- EXERCISE DETAILS: Only the pictures are left out: repeat the rest of the entries exactly.

═══ PROVIDED RECORDS

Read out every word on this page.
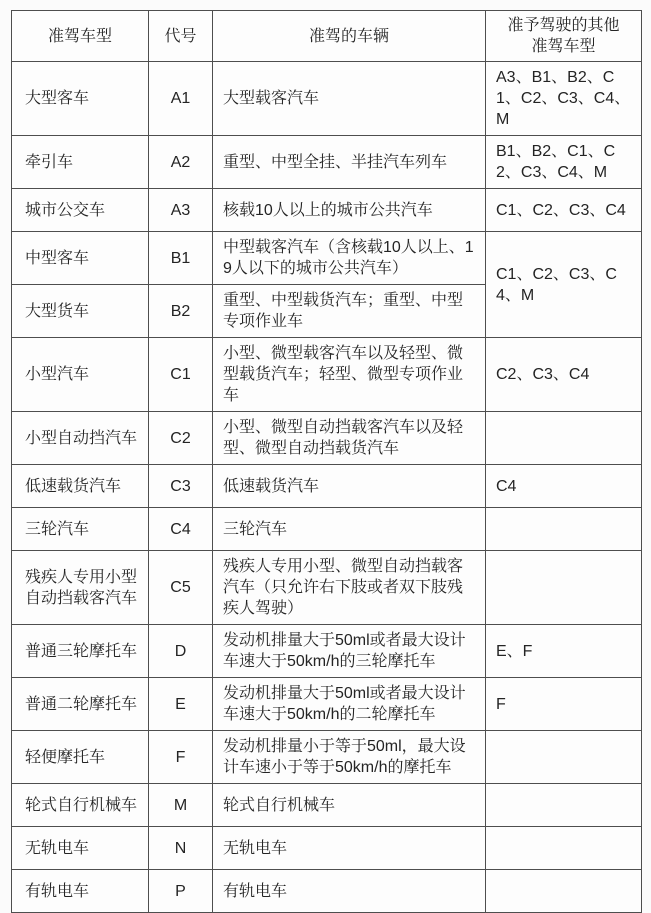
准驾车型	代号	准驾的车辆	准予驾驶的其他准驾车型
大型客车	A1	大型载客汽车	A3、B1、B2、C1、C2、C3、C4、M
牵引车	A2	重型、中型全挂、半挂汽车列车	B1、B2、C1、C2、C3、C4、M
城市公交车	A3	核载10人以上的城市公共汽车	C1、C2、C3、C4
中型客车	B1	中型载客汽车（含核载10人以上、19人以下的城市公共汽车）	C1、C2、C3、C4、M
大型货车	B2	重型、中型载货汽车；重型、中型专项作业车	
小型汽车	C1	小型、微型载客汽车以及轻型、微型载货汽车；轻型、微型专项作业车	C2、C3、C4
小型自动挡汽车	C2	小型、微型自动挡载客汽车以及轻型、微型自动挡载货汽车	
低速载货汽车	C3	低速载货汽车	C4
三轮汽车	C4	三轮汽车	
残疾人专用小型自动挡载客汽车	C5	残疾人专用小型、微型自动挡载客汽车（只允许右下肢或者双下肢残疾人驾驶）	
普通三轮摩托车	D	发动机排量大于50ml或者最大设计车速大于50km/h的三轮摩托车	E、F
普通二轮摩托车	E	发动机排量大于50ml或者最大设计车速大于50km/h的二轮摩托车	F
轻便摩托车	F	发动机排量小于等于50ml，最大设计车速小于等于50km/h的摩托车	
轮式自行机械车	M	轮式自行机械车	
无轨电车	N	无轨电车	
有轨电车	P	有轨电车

══════

- FINISHED TASK:
Read out every word on this page.
准驾车型	代号	准驾的车辆	准予驾驶的其他准驾车型
大型客车	A1	大型载客汽车	A3、B1、B2、C1、C2、C3、C4、M
牵引车	A2	重型、中型全挂、半挂汽车列车	B1、B2、C1、C2、C3、C4、M
城市公交车	A3	核载10人以上的城市公共汽车	C1、C2、C3、C4
中型客车	B1	中型载客汽车（含核载10人以上、19人以下的城市公共汽车）	C1、C2、C3、C4、M
大型货车	B2	重型、中型载货汽车；重型、中型专项作业车	
小型汽车	C1	小型、微型载客汽车以及轻型、微型载货汽车；轻型、微型专项作业车	C2、C3、C4
小型自动挡汽车	C2	小型、微型自动挡载客汽车以及轻型、微型自动挡载货汽车	
低速载货汽车	C3	低速载货汽车	C4
三轮汽车	C4	三轮汽车	
残疾人专用小型自动挡载客汽车	C5	残疾人专用小型、微型自动挡载客汽车（只允许右下肢或者双下肢残疾人驾驶）	
普通三轮摩托车	D	发动机排量大于50ml或者最大设计车速大于50km/h的三轮摩托车	E、F
普通二轮摩托车	E	发动机排量大于50ml或者最大设计车速大于50km/h的二轮摩托车	F
轻便摩托车	F	发动机排量小于等于50ml，最大设计车速小于等于50km/h的摩托车	
轮式自行机械车	M	轮式自行机械车	
无轨电车	N	无轨电车	
有轨电车	P	有轨电车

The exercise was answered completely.